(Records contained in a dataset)
┌────────

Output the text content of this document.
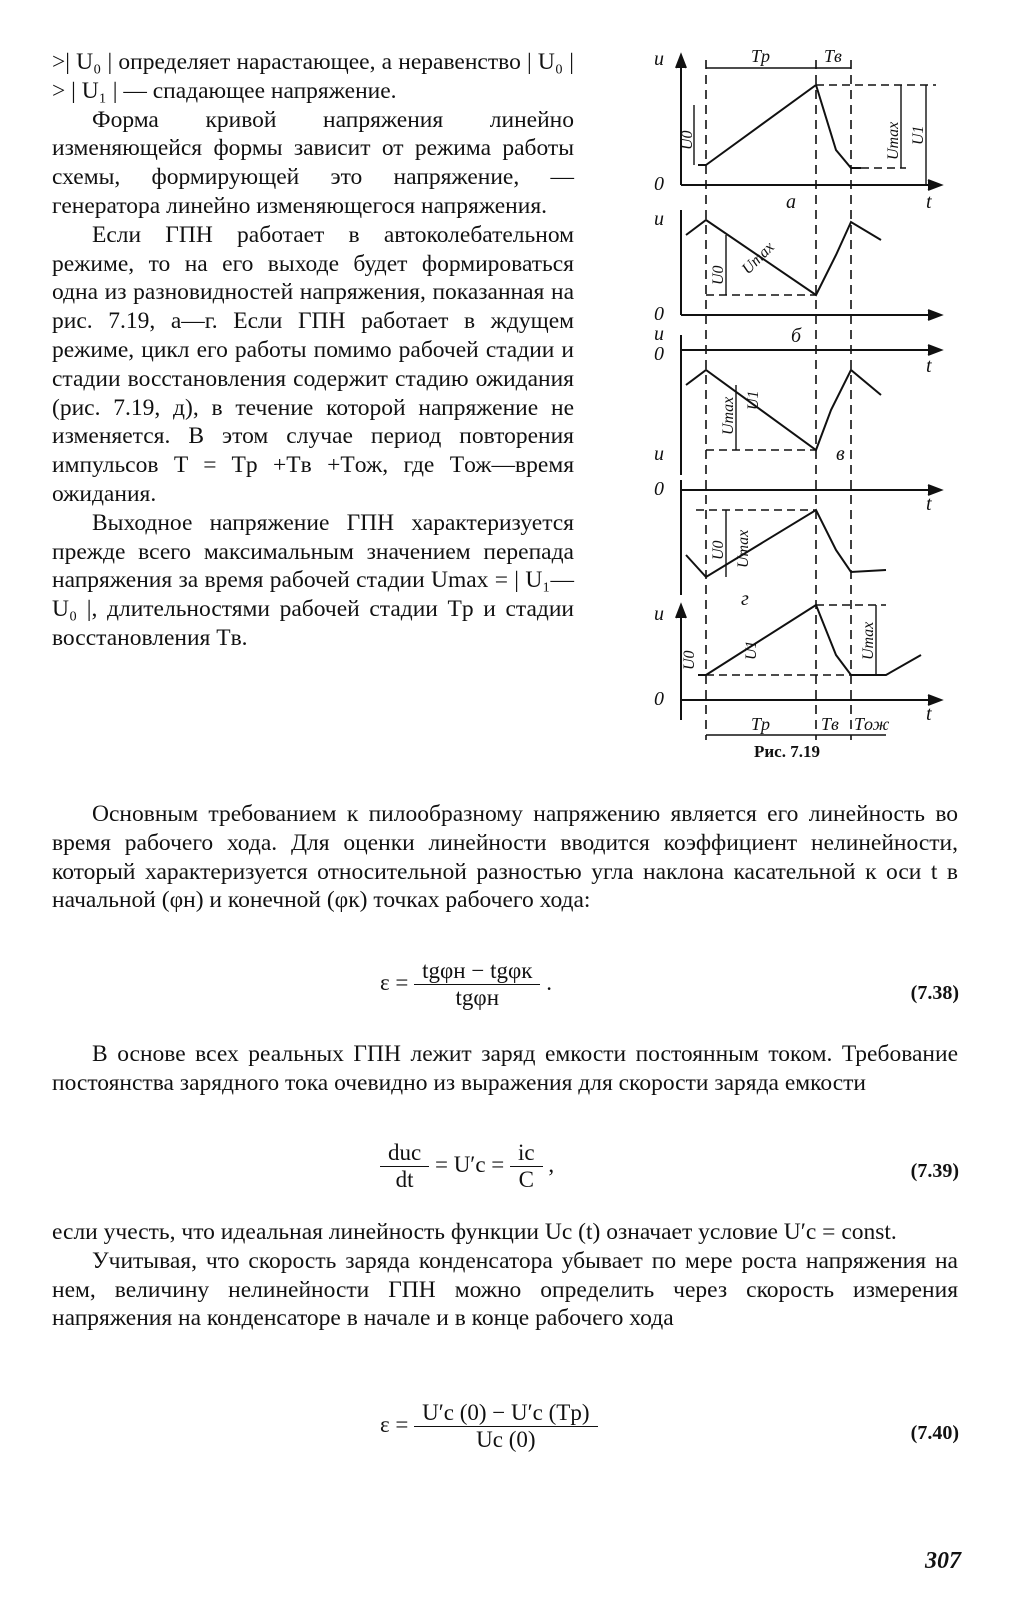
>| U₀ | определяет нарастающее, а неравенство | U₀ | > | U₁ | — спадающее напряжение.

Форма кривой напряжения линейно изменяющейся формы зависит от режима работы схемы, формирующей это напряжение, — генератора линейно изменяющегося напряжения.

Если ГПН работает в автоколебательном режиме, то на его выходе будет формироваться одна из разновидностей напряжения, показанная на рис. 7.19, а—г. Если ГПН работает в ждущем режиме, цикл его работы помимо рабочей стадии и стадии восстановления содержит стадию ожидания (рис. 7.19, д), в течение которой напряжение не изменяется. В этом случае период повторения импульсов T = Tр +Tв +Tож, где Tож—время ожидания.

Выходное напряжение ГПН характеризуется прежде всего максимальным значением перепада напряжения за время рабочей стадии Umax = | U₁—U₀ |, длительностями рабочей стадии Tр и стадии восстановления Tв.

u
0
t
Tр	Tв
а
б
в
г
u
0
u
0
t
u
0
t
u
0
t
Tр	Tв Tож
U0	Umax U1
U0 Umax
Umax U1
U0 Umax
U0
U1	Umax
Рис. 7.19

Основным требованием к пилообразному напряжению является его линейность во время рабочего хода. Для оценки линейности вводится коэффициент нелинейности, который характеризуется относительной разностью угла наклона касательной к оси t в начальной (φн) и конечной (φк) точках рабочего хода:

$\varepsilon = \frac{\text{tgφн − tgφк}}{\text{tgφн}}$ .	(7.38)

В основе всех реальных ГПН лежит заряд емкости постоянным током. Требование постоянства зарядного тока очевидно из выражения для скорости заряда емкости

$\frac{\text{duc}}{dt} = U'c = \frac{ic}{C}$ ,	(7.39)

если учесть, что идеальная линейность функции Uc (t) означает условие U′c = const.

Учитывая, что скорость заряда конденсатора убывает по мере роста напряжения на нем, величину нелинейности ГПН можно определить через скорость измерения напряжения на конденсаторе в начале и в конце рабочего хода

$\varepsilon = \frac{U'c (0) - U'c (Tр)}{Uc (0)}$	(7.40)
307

└────────

• [WHAT IS EXPECTED]: Leave the images out and output the remaining material exactly as it stands.

• [WORKED ANSWER]:
Output the text content of this document.
>| U₀ | определяет нарастающее, а неравенство | U₀ | > | U₁ | — спадающее напряжение.

Форма кривой напряжения линейно изменяющейся формы зависит от режима работы схемы, формирующей это напряжение, — генератора линейно изменяющегося напряжения.

Если ГПН работает в автоколебательном режиме, то на его выходе будет формироваться одна из разновидностей напряжения, показанная на рис. 7.19, а—г. Если ГПН работает в ждущем режиме, цикл его работы помимо рабочей стадии и стадии восстановления содержит стадию ожидания (рис. 7.19, д), в течение которой напряжение не изменяется. В этом случае период повторения импульсов T = Tр +Tв +Tож, где Tож—время ожидания.

Выходное напряжение ГПН характеризуется прежде всего максимальным значением перепада напряжения за время рабочей стадии Umax = | U₁—U₀ |, длительностями рабочей стадии Tр и стадии восстановления Tв.

u
0
t
Tр	Tв
а
б
в
г
u
0
u
0
t
u
0
t
u
0
t
Tр	Tв Tож
U0	Umax U1
U0 Umax
Umax U1
U0 Umax
U0
U1	Umax
Рис. 7.19

Основным требованием к пилообразному напряжению является его линейность во время рабочего хода. Для оценки линейности вводится коэффициент нелинейности, который характеризуется относительной разностью угла наклона касательной к оси t в начальной (φн) и конечной (φк) точках рабочего хода:

$\varepsilon = \frac{\text{tgφн − tgφк}}{\text{tgφн}}$ .	(7.38)

В основе всех реальных ГПН лежит заряд емкости постоянным током. Требование постоянства зарядного тока очевидно из выражения для скорости заряда емкости

$\frac{\text{duc}}{dt} = U'c = \frac{ic}{C}$ ,	(7.39)

если учесть, что идеальная линейность функции Uc (t) означает условие U′c = const.

Учитывая, что скорость заряда конденсатора убывает по мере роста напряжения на нем, величину нелинейности ГПН можно определить через скорость измерения напряжения на конденсаторе в начале и в конце рабочего хода

$\varepsilon = \frac{U'c (0) - U'c (Tр)}{Uc (0)}$	(7.40)
307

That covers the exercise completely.